[start Excerpted text]

Friday, April 22, 2016

Existential quotes

QUOTES OF NIHILISM:
DON DELILLO, WHITE NOISE:

By SayuriIto
“…Let me whisper the terrible word, from the Old English, from the Old German, from the Old Norse. Death. Many of those crowds were assembled in the name of death. They were there to attend tributes to the dead. Processions, songs, speeches, dialogues with the dead, recitations of the names of the dead. They were there to see pyres and flaming wheels, thousands of flags dipped in salute, thousands of uniformed mourners. There were ranks and squadrons, elaborate backdrops, blood banners and black dress uniforms. Crowds came to form a shield against their own dying. To become a crowd is to keep out death. To break off from the crowd is to risk death as an individual, to face dying alone. Crowds came for this reason above all others. They were there to be a crowd.”
No sense of the irony of human existence, that we are the highest form of life on earth and yet ineffably sad because we know what no other animal knows, that we must die.
Out in the open, keeping their children near, carrying what they could, they seemed to be part of some ancient destiny, connected in doom and ruin to a while history of people trekking across wasted landscapes.
We began to marvel at our own ability to manufacture awe.
The greater the scientific advance, the more primitive the fear.

[end Excerpted text]
[start Data excerpts]

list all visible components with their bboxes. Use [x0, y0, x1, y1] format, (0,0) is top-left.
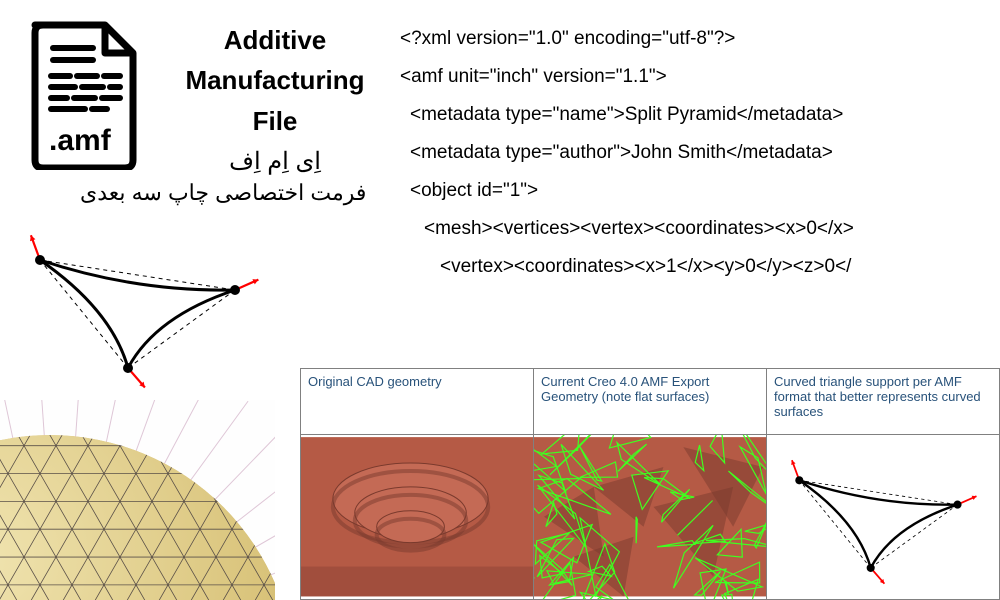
file-ext-text: .amf: [49, 124, 112, 157]
table-cell-cad: [301, 435, 534, 600]
code-line: <amf unit="inch" version="1.1">: [400, 58, 1000, 96]
code-line: <?xml version="1.0" encoding="utf-8"?>: [400, 20, 1000, 58]
persian-abbrev: اِی اِم اِف: [160, 147, 390, 176]
persian-subtitle: فرمت اختصاصی چاپ سه بعدی: [80, 180, 366, 206]
amf-file-icon: .amf: [25, 20, 140, 170]
title-block: Additive Manufacturing File اِی اِم اِف: [160, 20, 390, 176]
code-line: <mesh><vertices><vertex><coordinates><x>…: [400, 210, 1000, 248]
comparison-table: Original CAD geometry Current Creo 4.0 A…: [300, 368, 1000, 600]
curved-triangle-diagram: [10, 220, 280, 390]
code-line: <vertex><coordinates><x>1</x><y>0</y><z>…: [400, 248, 1000, 286]
table-header: Original CAD geometry: [301, 369, 534, 435]
geodesic-dome-image: [0, 400, 275, 600]
xml-code-block: <?xml version="1.0" encoding="utf-8"?> <…: [400, 20, 1000, 286]
code-line: <metadata type="author">John Smith</meta…: [400, 134, 1000, 172]
code-line: <object id="1">: [400, 172, 1000, 210]
code-line: <metadata type="name">Split Pyramid</met…: [400, 96, 1000, 134]
title-line-1: Additive: [160, 20, 390, 60]
title-line-3: File: [160, 101, 390, 141]
title-line-2: Manufacturing: [160, 60, 390, 100]
table-header: Current Creo 4.0 AMF Export Geometry (no…: [534, 369, 767, 435]
table-cell-export: [534, 435, 767, 600]
table-cell-curved: [767, 435, 1000, 600]
table-header: Curved triangle support per AMF format t…: [767, 369, 1000, 435]
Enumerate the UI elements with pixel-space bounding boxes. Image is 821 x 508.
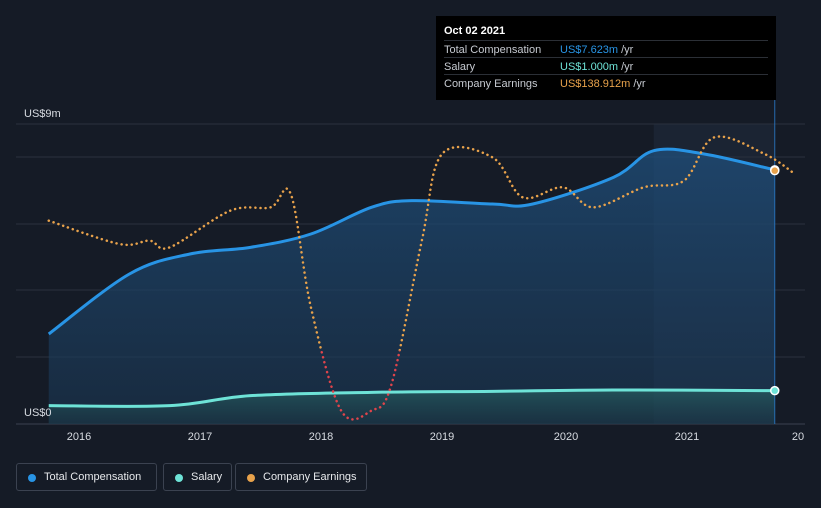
tooltip-value: US$138.912m/yr [560,78,646,90]
tooltip-row-earnings: Company Earnings US$138.912m/yr [444,74,768,92]
tooltip-label: Salary [444,61,476,73]
total-compensation-area [48,149,775,424]
x-tick-label: 2021 [675,431,699,443]
legend-item-total-compensation[interactable]: Total Compensation [16,463,157,491]
legend-item-salary[interactable]: Salary [163,463,232,491]
legend-item-company-earnings[interactable]: Company Earnings [235,463,367,491]
tooltip-row-salary: Salary US$1.000m/yr [444,57,768,75]
company-earnings-line [47,135,797,351]
tooltip-label: Company Earnings [444,78,538,90]
y-tick-label-min: US$0 [24,407,52,419]
tooltip: Oct 02 2021 Total Compensation US$7.623m… [436,16,776,100]
tooltip-value: US$7.623m/yr [560,44,634,56]
tooltip-row-total: Total Compensation US$7.623m/yr [444,40,768,58]
legend-dot [175,474,183,482]
tooltip-value: US$1.000m/yr [560,61,634,73]
salary-marker [770,385,780,396]
company-earnings-marker [770,165,780,176]
legend-label: Total Compensation [44,471,142,483]
x-tick-label: 20 [792,431,804,443]
x-tick-label: 2018 [309,431,333,443]
tooltip-label: Total Compensation [444,44,542,56]
x-tick-label: 2016 [67,431,91,443]
legend-label: Salary [191,471,223,483]
legend-dot [247,474,255,482]
total-compensation-line [47,147,776,336]
x-tick-label: 2017 [188,431,212,443]
tooltip-date: Oct 02 2021 [444,25,506,37]
y-tick-label-max: US$9m [24,108,61,120]
x-tick-label: 2019 [430,431,454,443]
legend-label: Company Earnings [263,471,357,483]
legend-dot [28,474,36,482]
x-tick-label: 2020 [554,431,578,443]
salary-line [48,388,775,408]
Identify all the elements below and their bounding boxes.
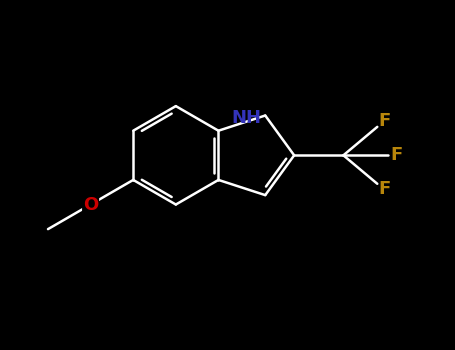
Text: F: F <box>390 146 403 164</box>
Text: NH: NH <box>231 109 261 127</box>
Text: O: O <box>83 196 98 213</box>
Text: F: F <box>378 181 390 198</box>
Text: F: F <box>378 112 390 130</box>
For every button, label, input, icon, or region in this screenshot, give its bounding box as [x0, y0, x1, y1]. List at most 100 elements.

[end Data excerpts]

- Objectives
• A. Answer these questions from the White Noise quotes, one answer per line:
(i) What date heads the page?
(ii) From which three older languages does the first quotation trace the terrible word?
(iii) According to the final line, what grows more primitive as scientific advance grows greater?
• B. Give the listing lines as a JSON list of strings, one string per line, with blank lines left out. Begin at the listing line that has "file-ext-text: .amf: [49, 124, 112, 157]" and stop after the line that has "Enumerate the UI".
The listing has no connection to the White Noise quotes.

- Solutions in order
• A.
(i) Friday, April 22, 2016
(ii) Old English, Old German and Old Norse
(iii) The fear

• B.
[
  "file-ext-text: .amf: [49, 124, 112, 157]",
  "table-cell-cad: [301, 435, 534, 600]",
  "code-line: <amf unit=\"inch\" version=\"1.1\">: [400, 58, 1000, 96]",
  "code-line: <?xml version=\"1.0\" encoding=\"utf-8\"?>: [400, 20, 1000, 58]",
  "persian-abbrev: اِی اِم اِف: [160, 147, 390, 176]",
  "persian-subtitle: فرمت اختصاصی چاپ سه بعدی: [80, 180, 366, 206]",
  "amf-file-icon: .amf: [25, 20, 140, 170]",
  "title-block: Additive Manufacturing File اِی اِم اِف: [160, 20, 390, 176]",
  "code-line: <mesh><vertices><vertex><coordinates><x>…: [400, 210, 1000, 248]",
  "comparison-table: Original CAD geometry Current Creo 4.0 A…: [300, 368, 1000, 600]",
  "curved-triangle-diagram: [10, 220, 280, 390]",
  "code-line: <vertex><coordinates><x>1</x><y>0</y><z>…: [400, 248, 1000, 286]",
  "table-header: Original CAD geometry: [301, 369, 534, 435]",
  "geodesic-dome-image: [0, 400, 275, 600]",
  "xml-code-block: <?xml version=\"1.0\" encoding=\"utf-8\"?> <…: [400, 20, 1000, 286]",
  "code-line: <metadata type=\"author\">John Smith</meta…: [400, 134, 1000, 172]",
  "code-line: <object id=\"1\">: [400, 172, 1000, 210]",
  "code-line: <metadata type=\"name\">Split Pyramid</met…: [400, 96, 1000, 134]",
  "title-line-1: Additive: [160, 20, 390, 60]",
  "title-line-3: File: [160, 101, 390, 141]",
  "title-line-2: Manufacturing: [160, 60, 390, 100]",
  "table-header: Current Creo 4.0 AMF Export Geometry (no…: [534, 369, 767, 435]",
  "table-cell-export: [534, 435, 767, 600]",
  "table-cell-curved: [767, 435, 1000, 600]",
  "table-header: Curved triangle support per AMF format t…: [767, 369, 1000, 435]",
  "Enumerate the UI elements with pixel-space bounding boxes. Image is 821 x 508."
]